Count how many lines hold the string "triangle". Answer with that number and nothing more.

* _Records from a data source_:
------------------------------------------------------------------------

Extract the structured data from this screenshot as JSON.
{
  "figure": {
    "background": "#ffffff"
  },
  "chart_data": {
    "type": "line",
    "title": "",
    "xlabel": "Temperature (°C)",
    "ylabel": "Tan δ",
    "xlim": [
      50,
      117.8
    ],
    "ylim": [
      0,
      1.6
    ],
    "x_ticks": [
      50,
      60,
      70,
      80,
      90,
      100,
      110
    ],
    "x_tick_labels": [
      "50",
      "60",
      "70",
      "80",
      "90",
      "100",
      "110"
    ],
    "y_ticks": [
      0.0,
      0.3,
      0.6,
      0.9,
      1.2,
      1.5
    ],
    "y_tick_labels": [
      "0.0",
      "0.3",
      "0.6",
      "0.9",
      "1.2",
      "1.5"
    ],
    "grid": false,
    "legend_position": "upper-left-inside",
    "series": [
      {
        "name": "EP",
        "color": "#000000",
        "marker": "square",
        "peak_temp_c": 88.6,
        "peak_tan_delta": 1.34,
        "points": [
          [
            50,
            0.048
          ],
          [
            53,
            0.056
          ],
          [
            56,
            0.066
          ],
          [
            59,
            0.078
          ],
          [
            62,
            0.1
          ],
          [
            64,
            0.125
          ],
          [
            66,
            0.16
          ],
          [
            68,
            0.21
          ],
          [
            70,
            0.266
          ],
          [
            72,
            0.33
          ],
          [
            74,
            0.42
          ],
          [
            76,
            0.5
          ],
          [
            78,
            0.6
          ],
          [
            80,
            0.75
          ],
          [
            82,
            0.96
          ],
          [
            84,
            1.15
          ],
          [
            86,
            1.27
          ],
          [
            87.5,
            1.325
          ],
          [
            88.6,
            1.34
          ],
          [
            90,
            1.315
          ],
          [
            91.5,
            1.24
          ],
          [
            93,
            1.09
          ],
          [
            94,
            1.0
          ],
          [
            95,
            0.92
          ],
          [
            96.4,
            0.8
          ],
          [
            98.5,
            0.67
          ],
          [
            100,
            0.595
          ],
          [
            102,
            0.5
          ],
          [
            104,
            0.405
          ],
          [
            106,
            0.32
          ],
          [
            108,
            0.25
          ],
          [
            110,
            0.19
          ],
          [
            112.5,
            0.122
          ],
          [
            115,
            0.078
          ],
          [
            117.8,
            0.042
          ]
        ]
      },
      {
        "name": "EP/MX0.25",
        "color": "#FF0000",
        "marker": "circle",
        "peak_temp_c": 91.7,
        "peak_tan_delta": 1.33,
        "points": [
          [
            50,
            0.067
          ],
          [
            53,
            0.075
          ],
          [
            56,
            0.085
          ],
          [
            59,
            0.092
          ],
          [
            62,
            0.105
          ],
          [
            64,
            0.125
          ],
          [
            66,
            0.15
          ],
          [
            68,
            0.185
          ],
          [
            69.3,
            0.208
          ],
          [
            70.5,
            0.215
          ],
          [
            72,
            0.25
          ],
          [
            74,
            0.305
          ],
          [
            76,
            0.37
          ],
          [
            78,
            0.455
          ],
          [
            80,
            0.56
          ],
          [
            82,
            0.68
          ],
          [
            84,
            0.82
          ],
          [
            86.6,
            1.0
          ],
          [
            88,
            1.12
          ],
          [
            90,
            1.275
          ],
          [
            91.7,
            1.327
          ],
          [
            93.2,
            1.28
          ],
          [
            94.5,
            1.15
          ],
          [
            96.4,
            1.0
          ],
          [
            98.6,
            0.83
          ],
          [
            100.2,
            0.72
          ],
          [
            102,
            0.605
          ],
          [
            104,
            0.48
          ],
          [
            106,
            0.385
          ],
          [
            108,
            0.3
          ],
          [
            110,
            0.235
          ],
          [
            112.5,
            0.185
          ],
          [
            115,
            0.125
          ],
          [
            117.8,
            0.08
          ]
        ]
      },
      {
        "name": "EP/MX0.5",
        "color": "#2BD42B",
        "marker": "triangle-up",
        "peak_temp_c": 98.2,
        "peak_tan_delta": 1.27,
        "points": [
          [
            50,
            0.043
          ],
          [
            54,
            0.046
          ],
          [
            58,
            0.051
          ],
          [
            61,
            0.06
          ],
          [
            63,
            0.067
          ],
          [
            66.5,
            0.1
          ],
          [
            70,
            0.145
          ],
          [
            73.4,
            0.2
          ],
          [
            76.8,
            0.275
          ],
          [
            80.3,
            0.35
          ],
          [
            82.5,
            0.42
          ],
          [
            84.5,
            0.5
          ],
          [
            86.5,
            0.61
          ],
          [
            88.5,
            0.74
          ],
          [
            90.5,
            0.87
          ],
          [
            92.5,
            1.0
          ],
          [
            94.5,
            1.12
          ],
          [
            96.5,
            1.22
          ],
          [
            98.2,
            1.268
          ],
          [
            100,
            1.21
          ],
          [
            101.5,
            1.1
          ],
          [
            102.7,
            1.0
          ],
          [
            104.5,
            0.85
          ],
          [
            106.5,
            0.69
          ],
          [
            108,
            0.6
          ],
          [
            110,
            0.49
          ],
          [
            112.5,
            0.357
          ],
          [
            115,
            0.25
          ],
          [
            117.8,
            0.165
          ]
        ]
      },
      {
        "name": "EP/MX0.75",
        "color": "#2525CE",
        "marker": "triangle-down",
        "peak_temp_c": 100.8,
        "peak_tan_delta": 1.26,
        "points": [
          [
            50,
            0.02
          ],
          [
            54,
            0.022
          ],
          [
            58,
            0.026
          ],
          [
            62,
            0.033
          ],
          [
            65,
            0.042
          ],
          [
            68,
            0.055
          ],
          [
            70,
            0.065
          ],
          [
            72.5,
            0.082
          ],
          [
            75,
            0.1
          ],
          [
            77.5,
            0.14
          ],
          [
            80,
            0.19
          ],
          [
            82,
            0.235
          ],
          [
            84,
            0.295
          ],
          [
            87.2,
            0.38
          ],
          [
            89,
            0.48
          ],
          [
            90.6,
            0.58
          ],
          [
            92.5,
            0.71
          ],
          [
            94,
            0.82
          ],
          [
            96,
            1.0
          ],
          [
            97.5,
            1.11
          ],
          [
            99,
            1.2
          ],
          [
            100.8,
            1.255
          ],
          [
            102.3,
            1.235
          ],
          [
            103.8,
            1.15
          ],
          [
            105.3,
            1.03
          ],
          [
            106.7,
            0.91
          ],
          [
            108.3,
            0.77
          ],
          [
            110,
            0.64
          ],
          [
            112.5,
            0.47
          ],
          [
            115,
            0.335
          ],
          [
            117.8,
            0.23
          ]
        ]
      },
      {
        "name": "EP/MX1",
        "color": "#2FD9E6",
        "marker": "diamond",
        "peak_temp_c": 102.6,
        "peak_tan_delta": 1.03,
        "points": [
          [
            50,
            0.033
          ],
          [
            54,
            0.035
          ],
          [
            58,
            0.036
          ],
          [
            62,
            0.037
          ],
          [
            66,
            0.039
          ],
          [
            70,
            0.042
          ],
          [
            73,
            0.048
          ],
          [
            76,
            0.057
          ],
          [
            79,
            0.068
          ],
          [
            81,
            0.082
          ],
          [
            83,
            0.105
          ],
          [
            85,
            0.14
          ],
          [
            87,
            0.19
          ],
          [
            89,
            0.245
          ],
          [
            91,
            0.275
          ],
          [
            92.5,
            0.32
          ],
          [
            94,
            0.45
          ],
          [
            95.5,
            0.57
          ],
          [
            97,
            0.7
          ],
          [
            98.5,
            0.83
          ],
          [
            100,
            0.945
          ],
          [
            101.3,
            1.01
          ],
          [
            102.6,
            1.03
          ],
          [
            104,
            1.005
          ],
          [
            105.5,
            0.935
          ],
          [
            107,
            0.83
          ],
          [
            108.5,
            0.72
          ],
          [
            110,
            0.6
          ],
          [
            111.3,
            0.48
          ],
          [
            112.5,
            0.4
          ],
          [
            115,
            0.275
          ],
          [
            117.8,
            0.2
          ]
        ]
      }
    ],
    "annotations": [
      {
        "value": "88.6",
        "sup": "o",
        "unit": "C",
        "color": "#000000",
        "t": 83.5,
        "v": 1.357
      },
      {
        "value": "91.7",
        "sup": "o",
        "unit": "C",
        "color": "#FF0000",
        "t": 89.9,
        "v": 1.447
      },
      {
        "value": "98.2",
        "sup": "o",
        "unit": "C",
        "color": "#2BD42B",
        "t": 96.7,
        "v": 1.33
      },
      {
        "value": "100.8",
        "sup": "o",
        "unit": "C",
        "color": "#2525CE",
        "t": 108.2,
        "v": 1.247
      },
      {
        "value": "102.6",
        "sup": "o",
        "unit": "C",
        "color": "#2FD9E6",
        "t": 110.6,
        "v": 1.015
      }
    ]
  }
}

------------------------------------------------------------------------

* _Exercise answer_: 2